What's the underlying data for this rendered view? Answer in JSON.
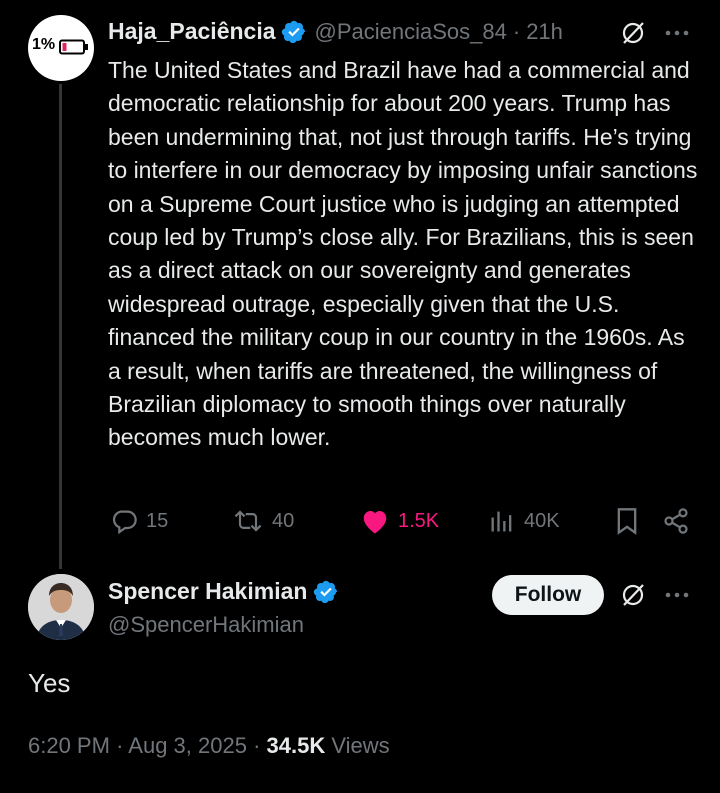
{
  "reply_parent": {
    "display_name": "Haja_Paciência",
    "handle": "@PacienciaSos_84",
    "separator": "·",
    "time": "21h",
    "avatar_text": "1%",
    "text": "The United States and Brazil have had a commercial and democratic relationship for about 200 years. Trump has been undermining that, not just through tariffs. He’s trying to interfere in our democracy by imposing unfair sanctions on a Supreme Court justice who is judging an attempted coup led by Trump’s close ally. For Brazilians, this is seen as a direct attack on our sovereignty and generates widespread outrage, especially given that the U.S. financed the military coup in our country in the 1960s. As a result, when tariffs are threatened, the willingness of Brazilian diplomacy to smooth things over naturally becomes much lower.",
    "actions": {
      "replies": "15",
      "reposts": "40",
      "likes": "1.5K",
      "views": "40K"
    }
  },
  "main_tweet": {
    "display_name": "Spencer Hakimian",
    "handle": "@SpencerHakimian",
    "follow_label": "Follow",
    "text": "Yes",
    "time": "6:20 PM",
    "date": "Aug 3, 2025",
    "views_count": "34.5K",
    "views_label": "Views",
    "separator": "·"
  },
  "colors": {
    "background": "#000000",
    "text": "#e7e9ea",
    "muted": "#71767b",
    "verified": "#1d9bf0",
    "like": "#f91880",
    "battery_red": "#e0245e"
  },
  "icons": [
    "verified-badge-icon",
    "grok-icon",
    "more-icon",
    "reply-icon",
    "repost-icon",
    "like-icon",
    "views-icon",
    "bookmark-icon",
    "share-icon"
  ]
}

WHAT TO WORK ON
In the lines above, locate the string "verified". Copy every line where it occurs.

OUTPUT BELOW
    "verified": "#1d9bf0",
    "verified-badge-icon",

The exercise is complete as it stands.